(Data records)
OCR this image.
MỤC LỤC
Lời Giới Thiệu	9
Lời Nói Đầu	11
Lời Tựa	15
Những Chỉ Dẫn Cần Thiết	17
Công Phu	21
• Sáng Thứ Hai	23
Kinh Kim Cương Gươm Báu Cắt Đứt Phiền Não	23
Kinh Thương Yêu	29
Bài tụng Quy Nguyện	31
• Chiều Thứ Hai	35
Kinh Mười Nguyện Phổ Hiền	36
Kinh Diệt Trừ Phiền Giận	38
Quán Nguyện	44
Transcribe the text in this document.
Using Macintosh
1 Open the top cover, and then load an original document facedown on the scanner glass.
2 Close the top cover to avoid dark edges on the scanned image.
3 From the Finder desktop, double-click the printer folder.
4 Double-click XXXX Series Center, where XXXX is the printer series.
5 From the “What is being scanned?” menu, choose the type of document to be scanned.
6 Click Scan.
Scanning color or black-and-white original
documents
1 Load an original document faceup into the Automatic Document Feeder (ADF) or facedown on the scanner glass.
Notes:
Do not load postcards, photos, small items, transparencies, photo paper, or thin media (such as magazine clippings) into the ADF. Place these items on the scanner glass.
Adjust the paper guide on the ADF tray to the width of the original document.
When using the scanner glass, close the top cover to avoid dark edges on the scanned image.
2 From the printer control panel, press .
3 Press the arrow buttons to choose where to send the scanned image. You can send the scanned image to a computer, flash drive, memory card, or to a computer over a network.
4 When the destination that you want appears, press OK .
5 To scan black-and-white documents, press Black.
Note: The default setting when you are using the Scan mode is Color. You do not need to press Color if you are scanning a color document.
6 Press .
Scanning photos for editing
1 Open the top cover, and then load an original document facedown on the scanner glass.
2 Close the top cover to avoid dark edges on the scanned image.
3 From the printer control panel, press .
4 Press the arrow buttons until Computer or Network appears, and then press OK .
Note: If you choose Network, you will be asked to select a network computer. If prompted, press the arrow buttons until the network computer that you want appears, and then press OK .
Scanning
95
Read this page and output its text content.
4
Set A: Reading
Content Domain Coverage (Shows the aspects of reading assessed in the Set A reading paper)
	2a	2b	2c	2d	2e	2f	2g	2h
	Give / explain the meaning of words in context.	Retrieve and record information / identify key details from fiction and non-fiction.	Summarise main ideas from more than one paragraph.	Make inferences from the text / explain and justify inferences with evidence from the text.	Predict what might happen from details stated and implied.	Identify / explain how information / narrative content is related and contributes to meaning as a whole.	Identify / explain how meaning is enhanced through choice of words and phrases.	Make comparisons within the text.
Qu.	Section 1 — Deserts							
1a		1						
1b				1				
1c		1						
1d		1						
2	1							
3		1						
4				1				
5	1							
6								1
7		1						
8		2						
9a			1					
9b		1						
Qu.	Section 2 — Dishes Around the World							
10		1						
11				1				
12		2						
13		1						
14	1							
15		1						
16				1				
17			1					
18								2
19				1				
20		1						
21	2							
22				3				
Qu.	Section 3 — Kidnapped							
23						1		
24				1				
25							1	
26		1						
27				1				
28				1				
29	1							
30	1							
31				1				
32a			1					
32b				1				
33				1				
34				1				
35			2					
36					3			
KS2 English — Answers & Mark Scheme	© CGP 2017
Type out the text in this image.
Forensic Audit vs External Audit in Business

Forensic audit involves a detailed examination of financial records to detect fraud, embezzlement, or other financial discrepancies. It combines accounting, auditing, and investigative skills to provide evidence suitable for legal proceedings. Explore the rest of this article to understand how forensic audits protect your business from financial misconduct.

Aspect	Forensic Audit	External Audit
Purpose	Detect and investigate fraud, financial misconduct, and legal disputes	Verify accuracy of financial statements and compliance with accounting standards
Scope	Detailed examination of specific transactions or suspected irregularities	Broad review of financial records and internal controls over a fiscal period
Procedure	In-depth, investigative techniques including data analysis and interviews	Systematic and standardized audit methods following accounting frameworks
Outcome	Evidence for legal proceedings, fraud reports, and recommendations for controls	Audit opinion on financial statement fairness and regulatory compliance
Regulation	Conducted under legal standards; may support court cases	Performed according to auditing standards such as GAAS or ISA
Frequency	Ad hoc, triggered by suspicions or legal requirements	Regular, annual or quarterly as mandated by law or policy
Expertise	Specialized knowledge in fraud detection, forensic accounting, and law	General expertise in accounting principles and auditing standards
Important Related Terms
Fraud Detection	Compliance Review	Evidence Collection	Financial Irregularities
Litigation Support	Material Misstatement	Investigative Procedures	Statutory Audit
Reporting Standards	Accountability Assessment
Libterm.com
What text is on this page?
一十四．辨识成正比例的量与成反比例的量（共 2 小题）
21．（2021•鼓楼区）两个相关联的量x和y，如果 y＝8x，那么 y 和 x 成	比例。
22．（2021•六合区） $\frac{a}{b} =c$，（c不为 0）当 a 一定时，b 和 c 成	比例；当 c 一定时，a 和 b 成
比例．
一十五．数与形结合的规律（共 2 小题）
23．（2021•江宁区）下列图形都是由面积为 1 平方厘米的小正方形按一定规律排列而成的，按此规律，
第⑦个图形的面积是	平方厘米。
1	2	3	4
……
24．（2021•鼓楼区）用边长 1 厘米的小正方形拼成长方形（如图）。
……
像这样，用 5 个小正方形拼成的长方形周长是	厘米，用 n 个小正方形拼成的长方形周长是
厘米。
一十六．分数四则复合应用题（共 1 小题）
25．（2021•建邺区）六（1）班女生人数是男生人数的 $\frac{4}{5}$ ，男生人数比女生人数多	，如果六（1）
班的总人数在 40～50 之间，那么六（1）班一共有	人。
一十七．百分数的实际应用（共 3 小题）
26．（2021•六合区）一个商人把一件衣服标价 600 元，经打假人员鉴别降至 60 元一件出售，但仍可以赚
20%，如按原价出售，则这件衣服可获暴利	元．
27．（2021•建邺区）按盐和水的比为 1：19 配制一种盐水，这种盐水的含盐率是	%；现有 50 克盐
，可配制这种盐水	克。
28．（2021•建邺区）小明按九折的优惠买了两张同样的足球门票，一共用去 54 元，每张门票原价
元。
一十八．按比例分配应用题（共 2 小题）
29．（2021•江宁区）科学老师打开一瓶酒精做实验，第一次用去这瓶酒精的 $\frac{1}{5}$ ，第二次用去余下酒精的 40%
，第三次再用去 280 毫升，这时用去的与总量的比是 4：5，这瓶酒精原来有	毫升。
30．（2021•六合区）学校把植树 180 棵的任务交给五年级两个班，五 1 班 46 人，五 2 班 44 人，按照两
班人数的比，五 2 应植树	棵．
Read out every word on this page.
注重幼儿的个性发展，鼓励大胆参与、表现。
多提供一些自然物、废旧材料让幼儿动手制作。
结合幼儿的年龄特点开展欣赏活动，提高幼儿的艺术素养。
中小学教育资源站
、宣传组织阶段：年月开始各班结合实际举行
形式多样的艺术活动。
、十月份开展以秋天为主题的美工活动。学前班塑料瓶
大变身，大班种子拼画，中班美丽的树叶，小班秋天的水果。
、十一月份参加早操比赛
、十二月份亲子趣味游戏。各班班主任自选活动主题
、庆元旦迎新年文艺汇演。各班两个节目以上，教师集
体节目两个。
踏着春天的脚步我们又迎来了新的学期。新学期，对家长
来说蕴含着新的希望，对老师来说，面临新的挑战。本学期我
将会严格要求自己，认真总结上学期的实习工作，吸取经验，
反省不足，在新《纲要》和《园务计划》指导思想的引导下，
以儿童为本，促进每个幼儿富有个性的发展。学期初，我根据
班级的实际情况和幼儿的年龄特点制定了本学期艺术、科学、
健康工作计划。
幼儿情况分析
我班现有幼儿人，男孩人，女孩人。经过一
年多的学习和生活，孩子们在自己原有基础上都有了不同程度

TASK OBJECTIVE: Please retype, exactly as written, every line from the line containing "What text is on this page?" through the last line of the records above, including both of those lines, and nothing else.

TASK OUTPUT:
What text is on this page?
一十四．辨识成正比例的量与成反比例的量（共 2 小题）
21．（2021•鼓楼区）两个相关联的量x和y，如果 y＝8x，那么 y 和 x 成	比例。
22．（2021•六合区） $\frac{a}{b} =c$，（c不为 0）当 a 一定时，b 和 c 成	比例；当 c 一定时，a 和 b 成
比例．
一十五．数与形结合的规律（共 2 小题）
23．（2021•江宁区）下列图形都是由面积为 1 平方厘米的小正方形按一定规律排列而成的，按此规律，
第⑦个图形的面积是	平方厘米。
1	2	3	4
……
24．（2021•鼓楼区）用边长 1 厘米的小正方形拼成长方形（如图）。
……
像这样，用 5 个小正方形拼成的长方形周长是	厘米，用 n 个小正方形拼成的长方形周长是
厘米。
一十六．分数四则复合应用题（共 1 小题）
25．（2021•建邺区）六（1）班女生人数是男生人数的 $\frac{4}{5}$ ，男生人数比女生人数多	，如果六（1）
班的总人数在 40～50 之间，那么六（1）班一共有	人。
一十七．百分数的实际应用（共 3 小题）
26．（2021•六合区）一个商人把一件衣服标价 600 元，经打假人员鉴别降至 60 元一件出售，但仍可以赚
20%，如按原价出售，则这件衣服可获暴利	元．
27．（2021•建邺区）按盐和水的比为 1：19 配制一种盐水，这种盐水的含盐率是	%；现有 50 克盐
，可配制这种盐水	克。
28．（2021•建邺区）小明按九折的优惠买了两张同样的足球门票，一共用去 54 元，每张门票原价
元。
一十八．按比例分配应用题（共 2 小题）
29．（2021•江宁区）科学老师打开一瓶酒精做实验，第一次用去这瓶酒精的 $\frac{1}{5}$ ，第二次用去余下酒精的 40%
，第三次再用去 280 毫升，这时用去的与总量的比是 4：5，这瓶酒精原来有	毫升。
30．（2021•六合区）学校把植树 180 棵的任务交给五年级两个班，五 1 班 46 人，五 2 班 44 人，按照两
班人数的比，五 2 应植树	棵．
Read out every word on this page.
注重幼儿的个性发展，鼓励大胆参与、表现。
多提供一些自然物、废旧材料让幼儿动手制作。
结合幼儿的年龄特点开展欣赏活动，提高幼儿的艺术素养。
中小学教育资源站
、宣传组织阶段：年月开始各班结合实际举行
形式多样的艺术活动。
、十月份开展以秋天为主题的美工活动。学前班塑料瓶
大变身，大班种子拼画，中班美丽的树叶，小班秋天的水果。
、十一月份参加早操比赛
、十二月份亲子趣味游戏。各班班主任自选活动主题
、庆元旦迎新年文艺汇演。各班两个节目以上，教师集
体节目两个。
踏着春天的脚步我们又迎来了新的学期。新学期，对家长
来说蕴含着新的希望，对老师来说，面临新的挑战。本学期我
将会严格要求自己，认真总结上学期的实习工作，吸取经验，
反省不足，在新《纲要》和《园务计划》指导思想的引导下，
以儿童为本，促进每个幼儿富有个性的发展。学期初，我根据
班级的实际情况和幼儿的年龄特点制定了本学期艺术、科学、
健康工作计划。
幼儿情况分析
我班现有幼儿人，男孩人，女孩人。经过一
年多的学习和生活，孩子们在自己原有基础上都有了不同程度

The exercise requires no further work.